Your instructions:
Note each line in the data holding the string "habas" and report it.

[Records shown — start]

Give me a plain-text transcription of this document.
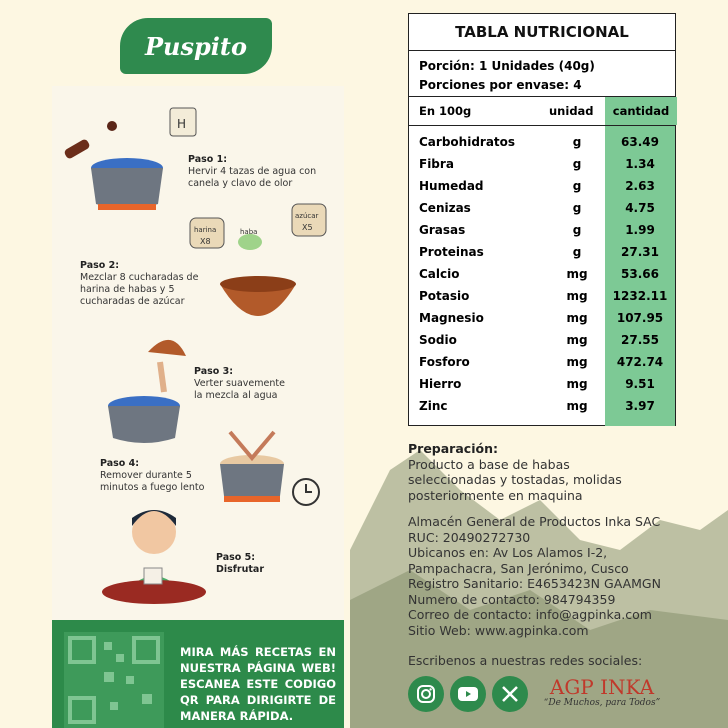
Puspito
H
harina
X8
haba
azúcar
X5
Paso 1:
Hervir 4 tazas de agua con canela y clavo de olor
Paso 2:
Mezclar 8 cucharadas de harina de habas y 5 cucharadas de azúcar
Paso 3:
Verter suavemente la mezcla al agua
Paso 4:
Remover durante 5 minutos a fuego lento
Paso 5:
Disfrutar
MIRA MÁS RECETAS EN NUESTRA PÁGINA WEB! ESCANEA ESTE CODIGO QR PARA DIRIGIRTE DE MANERA RÁPIDA.
TABLA NUTRICIONAL
Porción: 1 Unidades (40g)
Porciones por envase: 4
En 100g	unidad	cantidad
Carbohidratos	g	63.49
Fibra	g	1.34
Humedad	g	2.63
Cenizas	g	4.75
Grasas	g	1.99
Proteinas	g	27.31
Calcio	mg	53.66
Potasio	mg	1232.11
Magnesio	mg	107.95
Sodio	mg	27.55
Fosforo	mg	472.74
Hierro	mg	9.51
Zinc	mg	3.97
Preparación:
Producto a base de habas seleccionadas y tostadas, molidas posteriormente en maquina
Almacén General de Productos Inka SAC
RUC: 20490272730
Ubicanos en: Av Los Alamos I-2,
Pampachacra, San Jerónimo, Cusco
Registro Sanitario: E4653423N GAAMGN
Numero de contacto: 984794359
Correo de contacto: info@agpinka.com
Sitio Web: www.agpinka.com
Escribenos a nuestras redes sociales:
AGP INKA
“De Muchos, para Todos”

[Records shown — finish]

Response below:
Mezclar 8 cucharadas de harina de habas y 5 cucharadas de azúcar
Producto a base de habas seleccionadas y tostadas, molidas posteriormente en maquina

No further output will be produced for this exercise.